Saved entries:

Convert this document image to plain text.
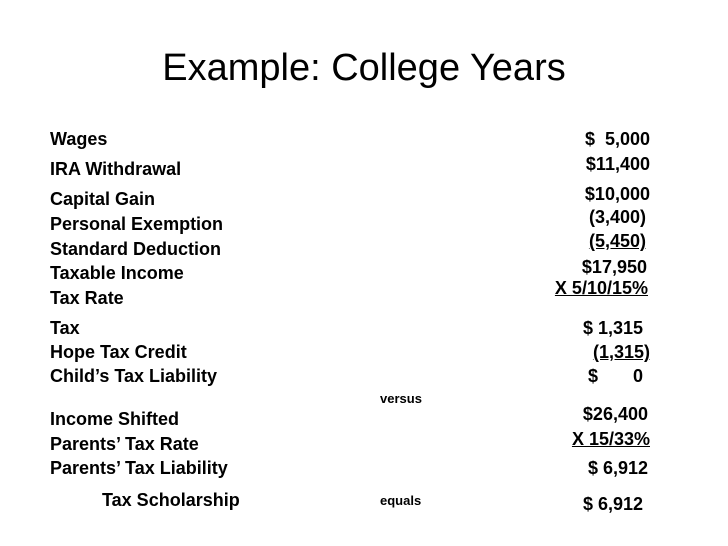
Example: College Years
Wages
IRA Withdrawal
Capital Gain
Personal Exemption
Standard Deduction
Taxable Income
Tax Rate
Tax
Hope Tax Credit
Child’s Tax Liability
Income Shifted
Parents’ Tax Rate
Parents’ Tax Liability
Tax Scholarship
versus
equals
$  5,000
$11,400
$10,000
(3,400)
(5,450)
$17,950
X 5/10/15%
$ 1,315
(1,315)
$       0
$26,400
X 15/33%
$ 6,912
$ 6,912
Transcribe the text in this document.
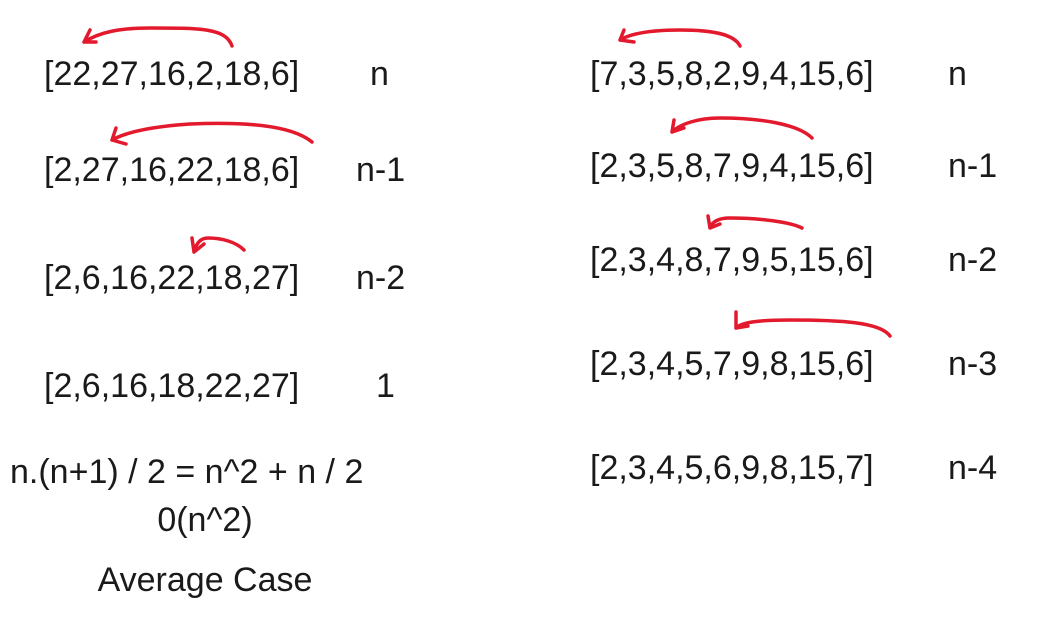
[22,27,16,2,18,6] n
[2,27,16,22,18,6] n-1
[2,6,16,22,18,27] n-2
[2,6,16,18,22,27] 1
n.(n+1) / 2 = n^2 + n / 2
0(n^2)
Average Case
[7,3,5,8,2,9,4,15,6] n
[2,3,5,8,7,9,4,15,6] n-1
[2,3,4,8,7,9,5,15,6] n-2
[2,3,4,5,7,9,8,15,6] n-3
[2,3,4,5,6,9,8,15,7] n-4
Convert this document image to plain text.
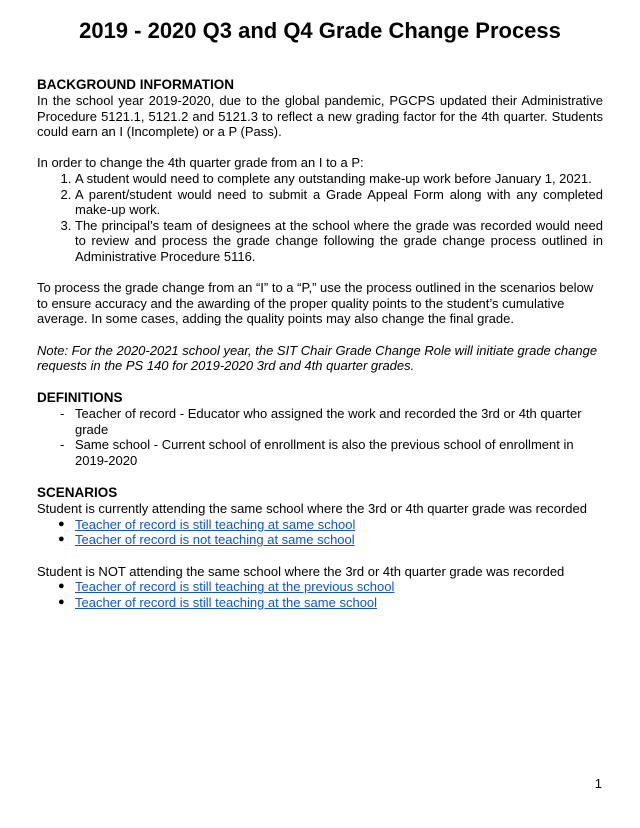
2019 - 2020 Q3 and Q4 Grade Change Process

BACKGROUND INFORMATION

In the school year 2019-2020, due to the global pandemic, PGCPS updated their Administrative Procedure 5121.1, 5121.2 and 5121.3 to reflect a new grading factor for the 4th quarter. Students could earn an I (Incomplete) or a P (Pass).

In order to change the 4th quarter grade from an I to a P:

1. A student would need to complete any outstanding make-up work before January 1, 2021.
2. A parent/student would need to submit a Grade Appeal Form along with any completed make-up work.
3. The principal’s team of designees at the school where the grade was recorded would need to review and process the grade change following the grade change process outlined in Administrative Procedure 5116.

To process the grade change from an “I” to a “P,” use the process outlined in the scenarios below to ensure accuracy and the awarding of the proper quality points to the student’s cumulative average. In some cases, adding the quality points may also change the final grade.

Note: For the 2020-2021 school year, the SIT Chair Grade Change Role will initiate grade change requests in the PS 140 for 2019-2020 3rd and 4th quarter grades.

DEFINITIONS

- Teacher of record - Educator who assigned the work and recorded the 3rd or 4th quarter grade
- Same school - Current school of enrollment is also the previous school of enrollment in 2019-2020

SCENARIOS

Student is currently attending the same school where the 3rd or 4th quarter grade was recorded

● Teacher of record is still teaching at same school
● Teacher of record is not teaching at same school

Student is NOT attending the same school where the 3rd or 4th quarter grade was recorded

● Teacher of record is still teaching at the previous school
● Teacher of record is still teaching at the same school
1
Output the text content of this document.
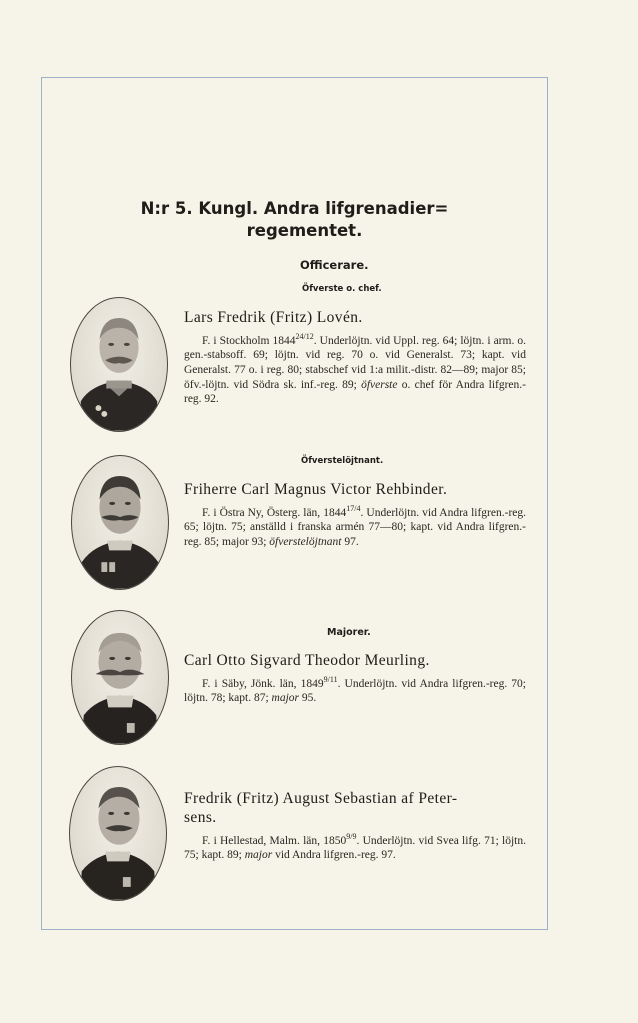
N:r 5. Kungl. Andra lifgrenadier=
regementet.
Officerare.
Öfverste o. chef.
Lars Fredrik (Fritz) Lovén.
F. i Stockholm $1844^{24/12}$. Underlöjtn. vid Uppl. reg. 64; löjtn. i arm. o. gen.-stabsoff. 69; löjtn. vid reg. 70 o. vid Generalst. 73; kapt. vid Generalst. 77 o. i reg. 80; stabschef vid 1:a milit.-distr. 82—89; major 85; öfv.-löjtn. vid Södra sk. inf.-reg. 89; öfverste o. chef för Andra lifgren.-reg. 92.
Öfverstelöjtnant.
Friherre Carl Magnus Victor Rehbinder.
F. i Östra Ny, Österg. län, $1844^{17/4}$. Underlöjtn. vid Andra lifgren.-reg. 65; löjtn. 75; anställd i franska armén 77—80; kapt. vid Andra lifgren.-reg. 85; major 93; öfverstelöjtnant 97.
Majorer.
Carl Otto Sigvard Theodor Meurling.
F. i Säby, Jönk. län, $1849^{9/11}$. Underlöjtn. vid Andra lifgren.-reg. 70; löjtn. 78; kapt. 87; major 95.
Fredrik (Fritz) August Sebastian af Peter-
sens.
F. i Hellestad, Malm. län, $1850^{9/9}$. Underlöjtn. vid Svea lifg. 71; löjtn. 75; kapt. 89; major vid Andra lifgren.-reg. 97.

EXERCISE BRIEF:
Return the lines of the records that include the string "Fritz".

CORRECT RESPONSE:
Lars Fredrik (Fritz) Lovén.
Fredrik (Fritz) August Sebastian af Peter-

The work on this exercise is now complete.